# Task statement
Print the items from their first line through the line containing "345, 1164, 365]", reproducing every line without any change.

START

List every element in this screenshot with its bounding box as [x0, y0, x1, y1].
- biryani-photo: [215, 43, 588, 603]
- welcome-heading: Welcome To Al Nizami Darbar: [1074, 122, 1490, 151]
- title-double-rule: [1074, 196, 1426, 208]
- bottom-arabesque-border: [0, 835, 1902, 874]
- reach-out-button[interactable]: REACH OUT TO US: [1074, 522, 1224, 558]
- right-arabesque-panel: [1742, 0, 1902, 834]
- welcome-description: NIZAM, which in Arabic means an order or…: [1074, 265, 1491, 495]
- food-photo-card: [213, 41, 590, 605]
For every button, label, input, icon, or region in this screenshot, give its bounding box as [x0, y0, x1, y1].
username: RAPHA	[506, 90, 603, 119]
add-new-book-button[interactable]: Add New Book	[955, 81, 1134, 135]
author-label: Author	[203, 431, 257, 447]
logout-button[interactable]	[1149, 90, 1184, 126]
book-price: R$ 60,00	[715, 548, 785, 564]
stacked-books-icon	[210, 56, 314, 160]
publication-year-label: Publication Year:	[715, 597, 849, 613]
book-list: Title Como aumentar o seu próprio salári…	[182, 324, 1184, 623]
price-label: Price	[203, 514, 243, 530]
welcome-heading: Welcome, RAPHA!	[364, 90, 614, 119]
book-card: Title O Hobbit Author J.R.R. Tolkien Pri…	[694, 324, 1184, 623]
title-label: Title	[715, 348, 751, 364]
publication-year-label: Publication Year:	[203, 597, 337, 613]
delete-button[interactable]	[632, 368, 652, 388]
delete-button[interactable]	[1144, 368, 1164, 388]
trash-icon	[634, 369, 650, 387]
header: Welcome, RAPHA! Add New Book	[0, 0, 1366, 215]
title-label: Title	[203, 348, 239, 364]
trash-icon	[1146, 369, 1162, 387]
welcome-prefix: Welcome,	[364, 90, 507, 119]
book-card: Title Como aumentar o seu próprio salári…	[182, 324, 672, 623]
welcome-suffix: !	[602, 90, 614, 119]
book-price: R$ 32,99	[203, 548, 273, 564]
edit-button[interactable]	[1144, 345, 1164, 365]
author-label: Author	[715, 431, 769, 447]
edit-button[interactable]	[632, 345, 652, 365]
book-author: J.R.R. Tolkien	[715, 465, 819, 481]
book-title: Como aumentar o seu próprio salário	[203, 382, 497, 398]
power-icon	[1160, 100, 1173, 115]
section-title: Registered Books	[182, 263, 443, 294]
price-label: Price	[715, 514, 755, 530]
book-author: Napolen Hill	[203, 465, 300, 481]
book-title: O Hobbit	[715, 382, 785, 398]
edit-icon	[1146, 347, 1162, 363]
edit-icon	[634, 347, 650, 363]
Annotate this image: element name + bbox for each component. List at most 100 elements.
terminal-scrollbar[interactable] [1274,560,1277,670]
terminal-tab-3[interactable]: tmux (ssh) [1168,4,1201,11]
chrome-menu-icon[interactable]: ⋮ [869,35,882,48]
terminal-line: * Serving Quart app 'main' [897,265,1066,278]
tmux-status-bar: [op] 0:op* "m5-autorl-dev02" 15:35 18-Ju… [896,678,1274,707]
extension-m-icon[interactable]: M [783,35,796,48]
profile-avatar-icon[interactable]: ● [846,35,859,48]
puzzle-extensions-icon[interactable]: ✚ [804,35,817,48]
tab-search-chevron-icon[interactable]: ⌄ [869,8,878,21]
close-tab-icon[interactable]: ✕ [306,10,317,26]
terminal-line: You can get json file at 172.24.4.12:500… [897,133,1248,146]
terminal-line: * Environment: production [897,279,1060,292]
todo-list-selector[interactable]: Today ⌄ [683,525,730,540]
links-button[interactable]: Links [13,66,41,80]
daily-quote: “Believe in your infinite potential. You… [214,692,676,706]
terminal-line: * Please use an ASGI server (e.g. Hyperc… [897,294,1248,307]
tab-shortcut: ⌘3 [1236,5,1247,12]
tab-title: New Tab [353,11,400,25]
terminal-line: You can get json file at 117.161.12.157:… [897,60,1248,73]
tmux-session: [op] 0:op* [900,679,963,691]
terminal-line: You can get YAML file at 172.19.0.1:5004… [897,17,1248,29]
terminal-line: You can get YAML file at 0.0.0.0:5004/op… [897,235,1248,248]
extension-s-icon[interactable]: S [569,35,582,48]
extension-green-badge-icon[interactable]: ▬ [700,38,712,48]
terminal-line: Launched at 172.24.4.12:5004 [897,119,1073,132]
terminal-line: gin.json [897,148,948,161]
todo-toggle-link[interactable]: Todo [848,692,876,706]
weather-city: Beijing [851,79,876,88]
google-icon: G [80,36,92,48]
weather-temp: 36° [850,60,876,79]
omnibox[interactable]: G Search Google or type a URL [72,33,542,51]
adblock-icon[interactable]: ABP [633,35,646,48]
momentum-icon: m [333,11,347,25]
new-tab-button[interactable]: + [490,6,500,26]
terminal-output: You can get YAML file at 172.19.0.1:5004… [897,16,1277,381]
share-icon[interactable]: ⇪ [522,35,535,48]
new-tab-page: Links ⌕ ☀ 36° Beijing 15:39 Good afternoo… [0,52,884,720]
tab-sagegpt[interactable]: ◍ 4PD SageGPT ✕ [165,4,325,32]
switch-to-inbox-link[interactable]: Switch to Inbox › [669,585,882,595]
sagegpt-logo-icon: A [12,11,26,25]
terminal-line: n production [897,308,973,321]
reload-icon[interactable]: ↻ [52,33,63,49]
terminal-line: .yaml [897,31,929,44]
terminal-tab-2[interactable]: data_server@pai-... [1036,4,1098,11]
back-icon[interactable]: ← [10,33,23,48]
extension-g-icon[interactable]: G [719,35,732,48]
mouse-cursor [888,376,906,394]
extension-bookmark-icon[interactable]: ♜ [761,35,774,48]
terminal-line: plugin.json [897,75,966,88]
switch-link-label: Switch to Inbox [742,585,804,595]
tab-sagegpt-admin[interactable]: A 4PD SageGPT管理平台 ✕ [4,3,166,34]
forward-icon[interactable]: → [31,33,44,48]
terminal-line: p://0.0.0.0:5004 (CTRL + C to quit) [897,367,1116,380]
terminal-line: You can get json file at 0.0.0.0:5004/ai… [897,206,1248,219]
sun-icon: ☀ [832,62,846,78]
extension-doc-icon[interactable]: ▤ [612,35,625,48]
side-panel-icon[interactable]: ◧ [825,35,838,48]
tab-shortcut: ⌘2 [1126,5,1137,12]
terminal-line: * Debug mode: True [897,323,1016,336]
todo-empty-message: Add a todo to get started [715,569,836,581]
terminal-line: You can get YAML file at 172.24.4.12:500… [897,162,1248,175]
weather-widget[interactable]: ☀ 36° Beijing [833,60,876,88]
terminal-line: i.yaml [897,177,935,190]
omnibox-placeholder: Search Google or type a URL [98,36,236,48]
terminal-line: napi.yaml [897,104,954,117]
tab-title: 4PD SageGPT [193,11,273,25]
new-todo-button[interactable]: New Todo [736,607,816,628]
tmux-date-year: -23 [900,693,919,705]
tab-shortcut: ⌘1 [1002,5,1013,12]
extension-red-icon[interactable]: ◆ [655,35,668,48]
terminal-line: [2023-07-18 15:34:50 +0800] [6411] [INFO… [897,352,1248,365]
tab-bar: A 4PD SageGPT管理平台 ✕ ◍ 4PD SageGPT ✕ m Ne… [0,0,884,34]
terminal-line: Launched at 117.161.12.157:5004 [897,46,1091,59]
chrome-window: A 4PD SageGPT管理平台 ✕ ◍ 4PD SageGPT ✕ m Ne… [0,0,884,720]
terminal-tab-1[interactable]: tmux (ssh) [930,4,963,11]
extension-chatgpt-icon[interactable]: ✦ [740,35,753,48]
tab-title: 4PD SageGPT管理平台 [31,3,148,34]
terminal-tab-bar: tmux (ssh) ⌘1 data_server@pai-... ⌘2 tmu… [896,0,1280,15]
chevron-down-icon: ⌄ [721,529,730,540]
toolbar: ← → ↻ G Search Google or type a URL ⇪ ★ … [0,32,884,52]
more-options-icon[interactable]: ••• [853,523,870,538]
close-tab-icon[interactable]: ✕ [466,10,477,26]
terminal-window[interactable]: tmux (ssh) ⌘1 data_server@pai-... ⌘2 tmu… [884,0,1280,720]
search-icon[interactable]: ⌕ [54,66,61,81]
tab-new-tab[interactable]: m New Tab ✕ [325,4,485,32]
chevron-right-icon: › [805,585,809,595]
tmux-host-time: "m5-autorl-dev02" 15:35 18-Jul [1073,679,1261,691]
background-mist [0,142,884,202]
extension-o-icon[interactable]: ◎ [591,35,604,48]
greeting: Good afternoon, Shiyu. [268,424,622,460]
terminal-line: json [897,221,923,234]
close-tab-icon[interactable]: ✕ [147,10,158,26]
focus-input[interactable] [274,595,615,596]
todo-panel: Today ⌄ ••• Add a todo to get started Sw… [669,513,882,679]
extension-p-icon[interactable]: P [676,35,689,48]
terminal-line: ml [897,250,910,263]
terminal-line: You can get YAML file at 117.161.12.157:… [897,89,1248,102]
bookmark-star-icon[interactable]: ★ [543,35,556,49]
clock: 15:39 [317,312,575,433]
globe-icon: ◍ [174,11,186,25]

END

# Answer
List every element in this screenshot with its bounding box as [x0, y0, x1, y1].
- biryani-photo: [215, 43, 588, 603]
- welcome-heading: Welcome To Al Nizami Darbar: [1074, 122, 1490, 151]
- title-double-rule: [1074, 196, 1426, 208]
- bottom-arabesque-border: [0, 835, 1902, 874]
- reach-out-button[interactable]: REACH OUT TO US: [1074, 522, 1224, 558]
- right-arabesque-panel: [1742, 0, 1902, 834]
- welcome-description: NIZAM, which in Arabic means an order or…: [1074, 265, 1491, 495]
- food-photo-card: [213, 41, 590, 605]
For every button, label, input, icon, or region in this screenshot, give its bounding box as [x0, y0, x1, y1].
username: RAPHA	[506, 90, 603, 119]
add-new-book-button[interactable]: Add New Book	[955, 81, 1134, 135]
author-label: Author	[203, 431, 257, 447]
logout-button[interactable]	[1149, 90, 1184, 126]
book-price: R$ 60,00	[715, 548, 785, 564]
stacked-books-icon	[210, 56, 314, 160]
publication-year-label: Publication Year:	[715, 597, 849, 613]
book-list: Title Como aumentar o seu próprio salári…	[182, 324, 1184, 623]
price-label: Price	[203, 514, 243, 530]
welcome-heading: Welcome, RAPHA!	[364, 90, 614, 119]
book-card: Title O Hobbit Author J.R.R. Tolkien Pri…	[694, 324, 1184, 623]
title-label: Title	[715, 348, 751, 364]
publication-year-label: Publication Year:	[203, 597, 337, 613]
delete-button[interactable]	[632, 368, 652, 388]
delete-button[interactable]	[1144, 368, 1164, 388]
trash-icon	[634, 369, 650, 387]
header: Welcome, RAPHA! Add New Book	[0, 0, 1366, 215]
title-label: Title	[203, 348, 239, 364]
trash-icon	[1146, 369, 1162, 387]
welcome-prefix: Welcome,	[364, 90, 507, 119]
book-card: Title Como aumentar o seu próprio salári…	[182, 324, 672, 623]
welcome-suffix: !	[602, 90, 614, 119]
book-price: R$ 32,99	[203, 548, 273, 564]
edit-button[interactable]	[1144, 345, 1164, 365]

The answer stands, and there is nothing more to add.